Quote all entries exactly, leaving pictures aside.

-------

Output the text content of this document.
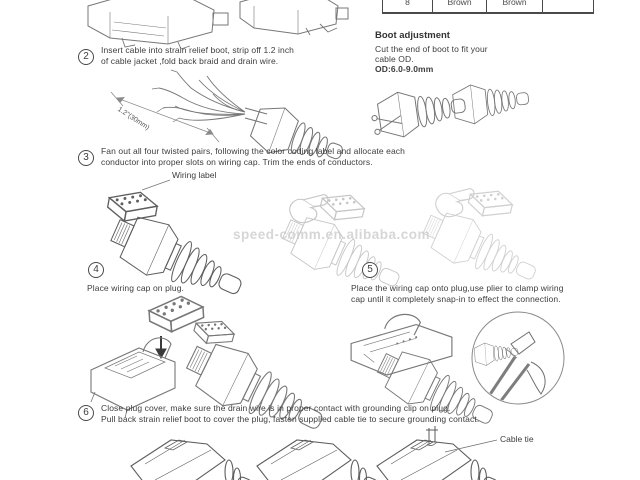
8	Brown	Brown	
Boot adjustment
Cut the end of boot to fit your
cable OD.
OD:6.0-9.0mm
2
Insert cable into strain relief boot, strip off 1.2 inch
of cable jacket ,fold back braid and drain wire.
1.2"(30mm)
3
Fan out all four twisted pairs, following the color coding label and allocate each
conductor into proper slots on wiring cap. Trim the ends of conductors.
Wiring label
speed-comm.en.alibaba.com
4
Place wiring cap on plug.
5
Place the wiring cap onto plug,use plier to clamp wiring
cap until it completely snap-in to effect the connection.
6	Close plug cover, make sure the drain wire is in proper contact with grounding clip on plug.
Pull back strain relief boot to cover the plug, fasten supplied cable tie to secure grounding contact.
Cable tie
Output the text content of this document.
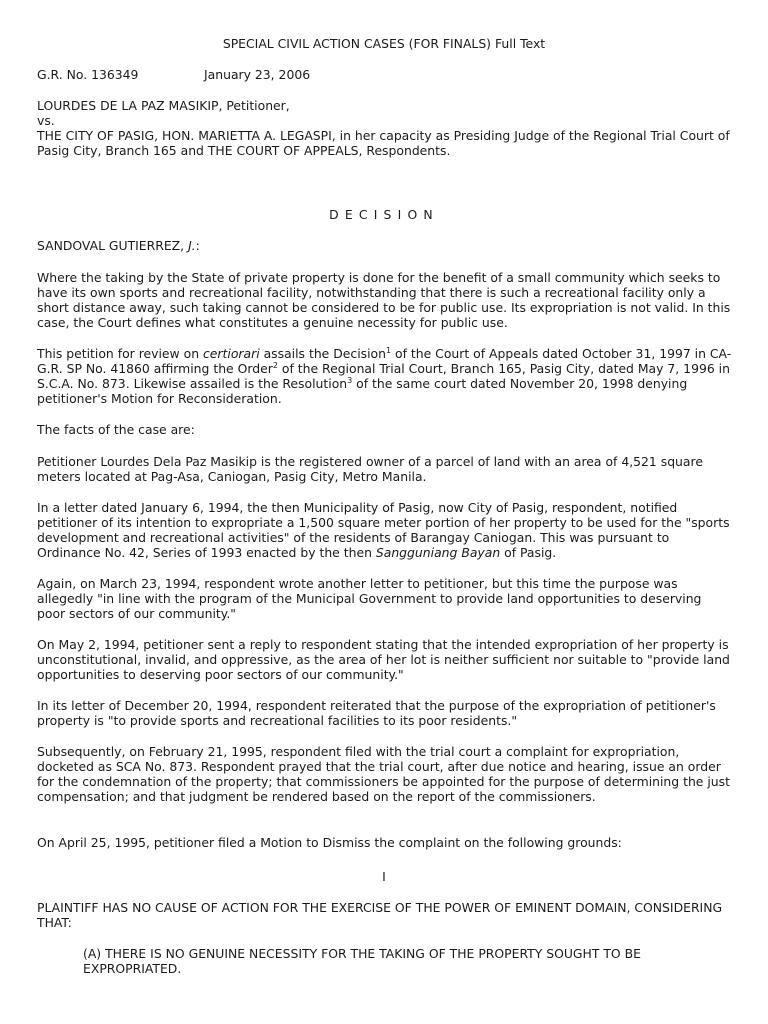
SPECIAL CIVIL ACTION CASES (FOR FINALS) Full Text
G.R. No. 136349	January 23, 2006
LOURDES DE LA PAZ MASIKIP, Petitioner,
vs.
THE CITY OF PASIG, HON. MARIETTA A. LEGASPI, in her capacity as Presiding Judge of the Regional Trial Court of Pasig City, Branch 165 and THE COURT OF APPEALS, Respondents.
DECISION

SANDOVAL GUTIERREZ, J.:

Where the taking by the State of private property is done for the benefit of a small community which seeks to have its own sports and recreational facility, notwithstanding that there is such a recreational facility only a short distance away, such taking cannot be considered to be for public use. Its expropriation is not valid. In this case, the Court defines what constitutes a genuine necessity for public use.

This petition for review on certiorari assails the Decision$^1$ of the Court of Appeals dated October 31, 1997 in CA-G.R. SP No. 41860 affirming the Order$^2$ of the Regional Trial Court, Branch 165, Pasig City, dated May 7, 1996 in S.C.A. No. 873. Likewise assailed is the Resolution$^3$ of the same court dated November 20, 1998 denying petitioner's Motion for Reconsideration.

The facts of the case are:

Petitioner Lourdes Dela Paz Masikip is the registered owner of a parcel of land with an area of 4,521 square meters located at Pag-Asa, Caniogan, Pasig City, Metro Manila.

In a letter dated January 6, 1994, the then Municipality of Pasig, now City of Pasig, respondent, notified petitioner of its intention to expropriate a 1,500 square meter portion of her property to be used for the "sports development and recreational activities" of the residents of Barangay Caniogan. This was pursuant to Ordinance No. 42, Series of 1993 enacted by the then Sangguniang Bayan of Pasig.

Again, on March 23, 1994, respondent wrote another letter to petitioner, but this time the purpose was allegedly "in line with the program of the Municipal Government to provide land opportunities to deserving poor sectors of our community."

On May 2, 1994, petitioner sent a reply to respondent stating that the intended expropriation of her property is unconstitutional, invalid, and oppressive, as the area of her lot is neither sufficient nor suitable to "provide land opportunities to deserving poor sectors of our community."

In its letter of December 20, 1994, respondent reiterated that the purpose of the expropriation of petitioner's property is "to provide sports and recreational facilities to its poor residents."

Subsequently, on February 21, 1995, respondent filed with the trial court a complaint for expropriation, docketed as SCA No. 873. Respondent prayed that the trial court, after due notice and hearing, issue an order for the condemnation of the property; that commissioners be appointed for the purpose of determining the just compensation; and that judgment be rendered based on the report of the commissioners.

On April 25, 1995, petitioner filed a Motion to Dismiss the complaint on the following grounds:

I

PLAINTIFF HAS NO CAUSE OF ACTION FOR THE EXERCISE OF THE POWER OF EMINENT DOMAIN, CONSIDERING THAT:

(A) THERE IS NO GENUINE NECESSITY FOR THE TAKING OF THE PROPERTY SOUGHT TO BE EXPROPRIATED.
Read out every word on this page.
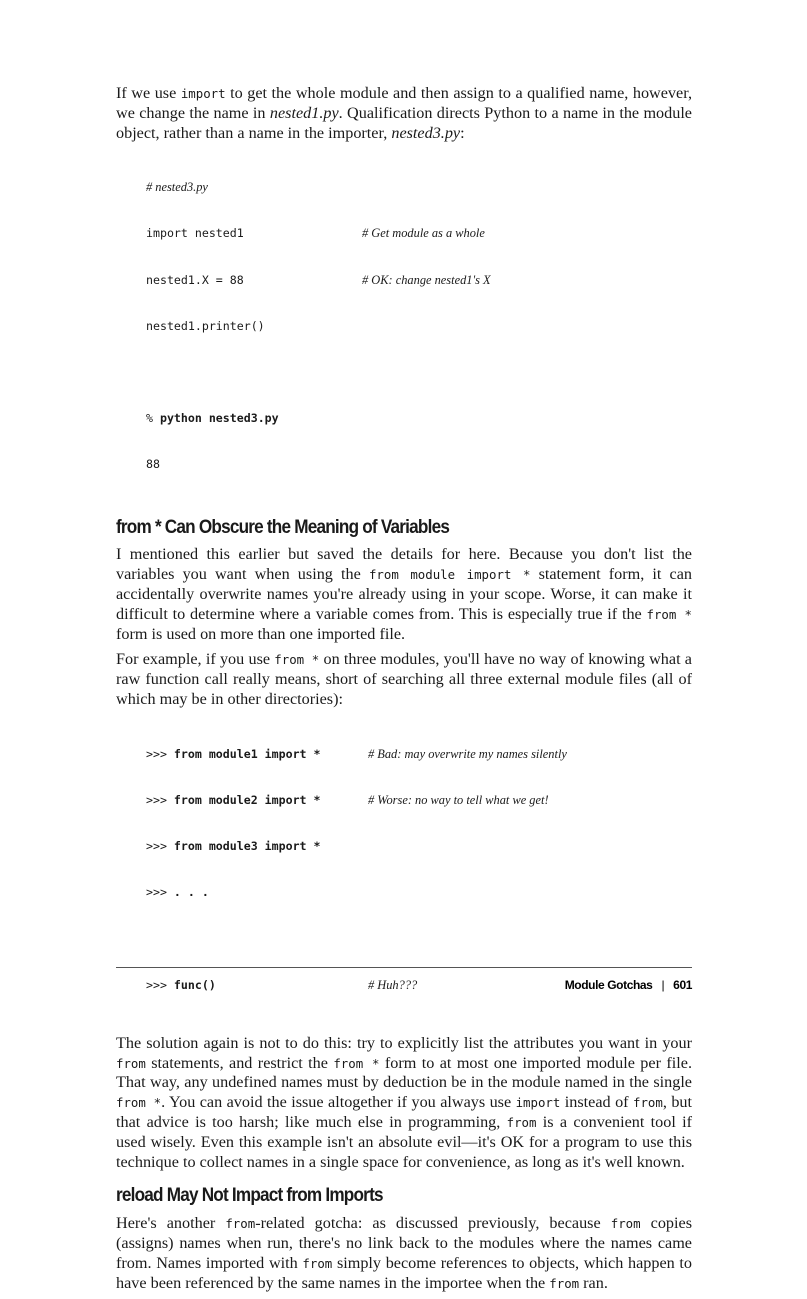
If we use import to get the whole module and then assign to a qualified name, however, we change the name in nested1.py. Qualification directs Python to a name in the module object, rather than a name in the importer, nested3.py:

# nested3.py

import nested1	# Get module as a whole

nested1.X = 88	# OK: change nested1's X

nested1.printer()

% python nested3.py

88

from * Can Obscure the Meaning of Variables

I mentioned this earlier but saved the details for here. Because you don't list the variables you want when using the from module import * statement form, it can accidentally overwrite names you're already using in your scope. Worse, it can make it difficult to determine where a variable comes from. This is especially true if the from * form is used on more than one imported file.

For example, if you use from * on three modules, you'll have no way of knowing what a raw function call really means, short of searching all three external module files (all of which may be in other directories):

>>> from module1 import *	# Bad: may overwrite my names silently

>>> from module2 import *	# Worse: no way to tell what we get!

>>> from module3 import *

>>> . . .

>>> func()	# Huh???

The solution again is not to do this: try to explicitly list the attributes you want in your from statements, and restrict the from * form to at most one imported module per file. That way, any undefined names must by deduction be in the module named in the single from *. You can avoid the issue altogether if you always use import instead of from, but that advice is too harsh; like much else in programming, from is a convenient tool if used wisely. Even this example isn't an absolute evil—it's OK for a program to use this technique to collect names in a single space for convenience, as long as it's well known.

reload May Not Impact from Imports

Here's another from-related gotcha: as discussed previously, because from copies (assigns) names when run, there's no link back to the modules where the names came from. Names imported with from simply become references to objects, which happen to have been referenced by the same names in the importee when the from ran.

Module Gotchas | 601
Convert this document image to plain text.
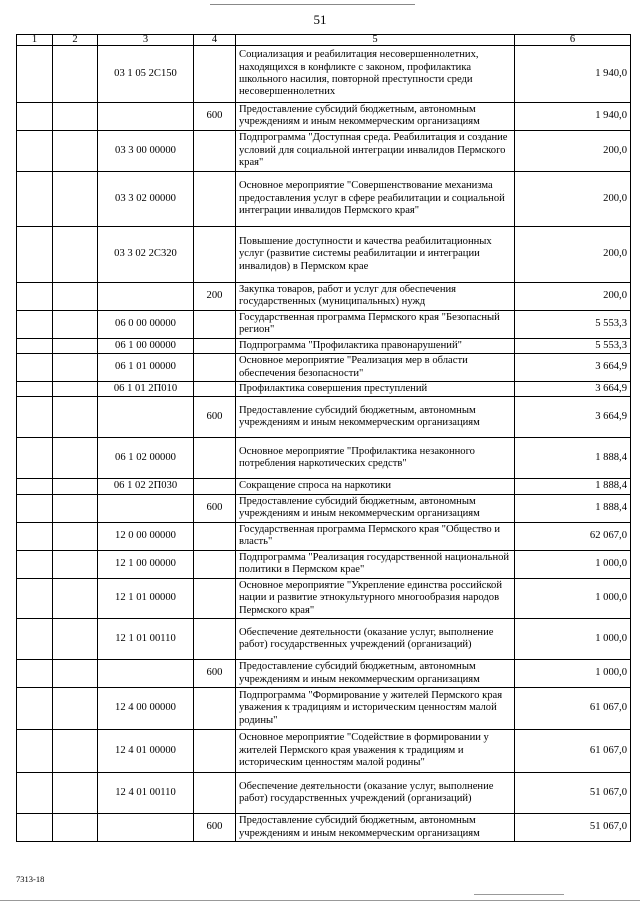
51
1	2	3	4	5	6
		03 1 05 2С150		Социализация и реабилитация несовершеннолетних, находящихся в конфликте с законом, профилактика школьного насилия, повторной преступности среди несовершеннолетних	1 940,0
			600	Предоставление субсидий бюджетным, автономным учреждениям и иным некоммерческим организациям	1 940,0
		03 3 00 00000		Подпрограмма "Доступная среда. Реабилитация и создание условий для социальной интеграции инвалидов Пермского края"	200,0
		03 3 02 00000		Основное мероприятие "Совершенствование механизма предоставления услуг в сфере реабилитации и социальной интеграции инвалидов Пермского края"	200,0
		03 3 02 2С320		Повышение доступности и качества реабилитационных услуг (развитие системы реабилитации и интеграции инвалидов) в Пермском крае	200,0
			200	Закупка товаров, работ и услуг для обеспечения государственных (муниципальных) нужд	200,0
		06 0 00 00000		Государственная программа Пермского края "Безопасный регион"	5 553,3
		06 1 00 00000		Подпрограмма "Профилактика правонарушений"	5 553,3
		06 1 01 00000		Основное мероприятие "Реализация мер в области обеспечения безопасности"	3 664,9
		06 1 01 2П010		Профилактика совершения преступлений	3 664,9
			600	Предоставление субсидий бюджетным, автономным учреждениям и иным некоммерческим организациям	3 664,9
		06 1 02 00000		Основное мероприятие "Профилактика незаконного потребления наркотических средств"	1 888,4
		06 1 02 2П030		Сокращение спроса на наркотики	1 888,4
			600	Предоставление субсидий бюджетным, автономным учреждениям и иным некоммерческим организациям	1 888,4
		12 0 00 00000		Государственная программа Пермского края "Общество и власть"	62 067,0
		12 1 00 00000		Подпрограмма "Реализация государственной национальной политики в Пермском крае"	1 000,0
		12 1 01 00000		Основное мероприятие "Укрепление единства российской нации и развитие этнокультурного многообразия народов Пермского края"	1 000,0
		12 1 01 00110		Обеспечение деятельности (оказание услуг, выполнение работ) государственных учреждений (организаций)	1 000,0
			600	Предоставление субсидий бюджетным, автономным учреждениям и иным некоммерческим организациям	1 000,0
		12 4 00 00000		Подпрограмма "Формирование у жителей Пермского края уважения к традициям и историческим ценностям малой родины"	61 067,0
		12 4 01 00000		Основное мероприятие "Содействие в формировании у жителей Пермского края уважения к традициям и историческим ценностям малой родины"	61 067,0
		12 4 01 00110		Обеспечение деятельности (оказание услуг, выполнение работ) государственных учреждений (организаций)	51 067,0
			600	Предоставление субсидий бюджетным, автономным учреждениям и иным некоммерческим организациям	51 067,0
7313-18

-------

*EXPECTED ANSWER*.
Output the text content of this document.
8	Brown	Brown	
Boot adjustment
Cut the end of boot to fit your
cable OD.
OD:6.0-9.0mm
2
Insert cable into strain relief boot, strip off 1.2 inch
of cable jacket ,fold back braid and drain wire.
1.2"(30mm)
3
Fan out all four twisted pairs, following the color coding label and allocate each
conductor into proper slots on wiring cap. Trim the ends of conductors.
Wiring label
speed-comm.en.alibaba.com
4
Place wiring cap on plug.
5
Place the wiring cap onto plug,use plier to clamp wiring
cap until it completely snap-in to effect the connection.
6	Close plug cover, make sure the drain wire is in proper contact with grounding clip on plug.
Pull back strain relief boot to cover the plug, fasten supplied cable tie to secure grounding contact.
Cable tie
Output the text content of this document.
SPECIAL CIVIL ACTION CASES (FOR FINALS) Full Text
G.R. No. 136349	January 23, 2006
LOURDES DE LA PAZ MASIKIP, Petitioner,
vs.
THE CITY OF PASIG, HON. MARIETTA A. LEGASPI, in her capacity as Presiding Judge of the Regional Trial Court of Pasig City, Branch 165 and THE COURT OF APPEALS, Respondents.
DECISION

SANDOVAL GUTIERREZ, J.:

Where the taking by the State of private property is done for the benefit of a small community which seeks to have its own sports and recreational facility, notwithstanding that there is such a recreational facility only a short distance away, such taking cannot be considered to be for public use. Its expropriation is not valid. In this case, the Court defines what constitutes a genuine necessity for public use.

This petition for review on certiorari assails the Decision$^1$ of the Court of Appeals dated October 31, 1997 in CA-G.R. SP No. 41860 affirming the Order$^2$ of the Regional Trial Court, Branch 165, Pasig City, dated May 7, 1996 in S.C.A. No. 873. Likewise assailed is the Resolution$^3$ of the same court dated November 20, 1998 denying petitioner's Motion for Reconsideration.

The facts of the case are:

Petitioner Lourdes Dela Paz Masikip is the registered owner of a parcel of land with an area of 4,521 square meters located at Pag-Asa, Caniogan, Pasig City, Metro Manila.

In a letter dated January 6, 1994, the then Municipality of Pasig, now City of Pasig, respondent, notified petitioner of its intention to expropriate a 1,500 square meter portion of her property to be used for the "sports development and recreational activities" of the residents of Barangay Caniogan. This was pursuant to Ordinance No. 42, Series of 1993 enacted by the then Sangguniang Bayan of Pasig.

Again, on March 23, 1994, respondent wrote another letter to petitioner, but this time the purpose was allegedly "in line with the program of the Municipal Government to provide land opportunities to deserving poor sectors of our community."

On May 2, 1994, petitioner sent a reply to respondent stating that the intended expropriation of her property is unconstitutional, invalid, and oppressive, as the area of her lot is neither sufficient nor suitable to "provide land opportunities to deserving poor sectors of our community."

In its letter of December 20, 1994, respondent reiterated that the purpose of the expropriation of petitioner's property is "to provide sports and recreational facilities to its poor residents."

Subsequently, on February 21, 1995, respondent filed with the trial court a complaint for expropriation, docketed as SCA No. 873. Respondent prayed that the trial court, after due notice and hearing, issue an order for the condemnation of the property; that commissioners be appointed for the purpose of determining the just compensation; and that judgment be rendered based on the report of the commissioners.

On April 25, 1995, petitioner filed a Motion to Dismiss the complaint on the following grounds:

I

PLAINTIFF HAS NO CAUSE OF ACTION FOR THE EXERCISE OF THE POWER OF EMINENT DOMAIN, CONSIDERING THAT:

(A) THERE IS NO GENUINE NECESSITY FOR THE TAKING OF THE PROPERTY SOUGHT TO BE EXPROPRIATED.
Read out every word on this page.
If we use import to get the whole module and then assign to a qualified name, however, we change the name in nested1.py. Qualification directs Python to a name in the module object, rather than a name in the importer, nested3.py:

# nested3.py

import nested1	# Get module as a whole

nested1.X = 88	# OK: change nested1's X

nested1.printer()

% python nested3.py

88

from * Can Obscure the Meaning of Variables

I mentioned this earlier but saved the details for here. Because you don't list the variables you want when using the from module import * statement form, it can accidentally overwrite names you're already using in your scope. Worse, it can make it difficult to determine where a variable comes from. This is especially true if the from * form is used on more than one imported file.

For example, if you use from * on three modules, you'll have no way of knowing what a raw function call really means, short of searching all three external module files (all of which may be in other directories):

>>> from module1 import *	# Bad: may overwrite my names silently

>>> from module2 import *	# Worse: no way to tell what we get!

>>> from module3 import *

>>> . . .

>>> func()	# Huh???

The solution again is not to do this: try to explicitly list the attributes you want in your from statements, and restrict the from * form to at most one imported module per file. That way, any undefined names must by deduction be in the module named in the single from *. You can avoid the issue altogether if you always use import instead of from, but that advice is too harsh; like much else in programming, from is a convenient tool if used wisely. Even this example isn't an absolute evil—it's OK for a program to use this technique to collect names in a single space for convenience, as long as it's well known.

reload May Not Impact from Imports

Here's another from-related gotcha: as discussed previously, because from copies (assigns) names when run, there's no link back to the modules where the names came from. Names imported with from simply become references to objects, which happen to have been referenced by the same names in the importee when the from ran.

Module Gotchas | 601
Convert this document image to plain text.
51
1	2	3	4	5	6
		03 1 05 2С150		Социализация и реабилитация несовершеннолетних, находящихся в конфликте с законом, профилактика школьного насилия, повторной преступности среди несовершеннолетних	1 940,0
			600	Предоставление субсидий бюджетным, автономным учреждениям и иным некоммерческим организациям	1 940,0
		03 3 00 00000		Подпрограмма "Доступная среда. Реабилитация и создание условий для социальной интеграции инвалидов Пермского края"	200,0
		03 3 02 00000		Основное мероприятие "Совершенствование механизма предоставления услуг в сфере реабилитации и социальной интеграции инвалидов Пермского края"	200,0
		03 3 02 2С320		Повышение доступности и качества реабилитационных услуг (развитие системы реабилитации и интеграции инвалидов) в Пермском крае	200,0
			200	Закупка товаров, работ и услуг для обеспечения государственных (муниципальных) нужд	200,0
		06 0 00 00000		Государственная программа Пермского края "Безопасный регион"	5 553,3
		06 1 00 00000		Подпрограмма "Профилактика правонарушений"	5 553,3
		06 1 01 00000		Основное мероприятие "Реализация мер в области обеспечения безопасности"	3 664,9
		06 1 01 2П010		Профилактика совершения преступлений	3 664,9
			600	Предоставление субсидий бюджетным, автономным учреждениям и иным некоммерческим организациям	3 664,9
		06 1 02 00000		Основное мероприятие "Профилактика незаконного потребления наркотических средств"	1 888,4
		06 1 02 2П030		Сокращение спроса на наркотики	1 888,4
			600	Предоставление субсидий бюджетным, автономным учреждениям и иным некоммерческим организациям	1 888,4
		12 0 00 00000		Государственная программа Пермского края "Общество и власть"	62 067,0
		12 1 00 00000		Подпрограмма "Реализация государственной национальной политики в Пермском крае"	1 000,0
		12 1 01 00000		Основное мероприятие "Укрепление единства российской нации и развитие этнокультурного многообразия народов Пермского края"	1 000,0
		12 1 01 00110		Обеспечение деятельности (оказание услуг, выполнение работ) государственных учреждений (организаций)	1 000,0
			600	Предоставление субсидий бюджетным, автономным учреждениям и иным некоммерческим организациям	1 000,0
		12 4 00 00000		Подпрограмма "Формирование у жителей Пермского края уважения к традициям и историческим ценностям малой родины"	61 067,0
		12 4 01 00000		Основное мероприятие "Содействие в формировании у жителей Пермского края уважения к традициям и историческим ценностям малой родины"	61 067,0
		12 4 01 00110		Обеспечение деятельности (оказание услуг, выполнение работ) государственных учреждений (организаций)	51 067,0
			600	Предоставление субсидий бюджетным, автономным учреждениям и иным некоммерческим организациям	51 067,0
7313-18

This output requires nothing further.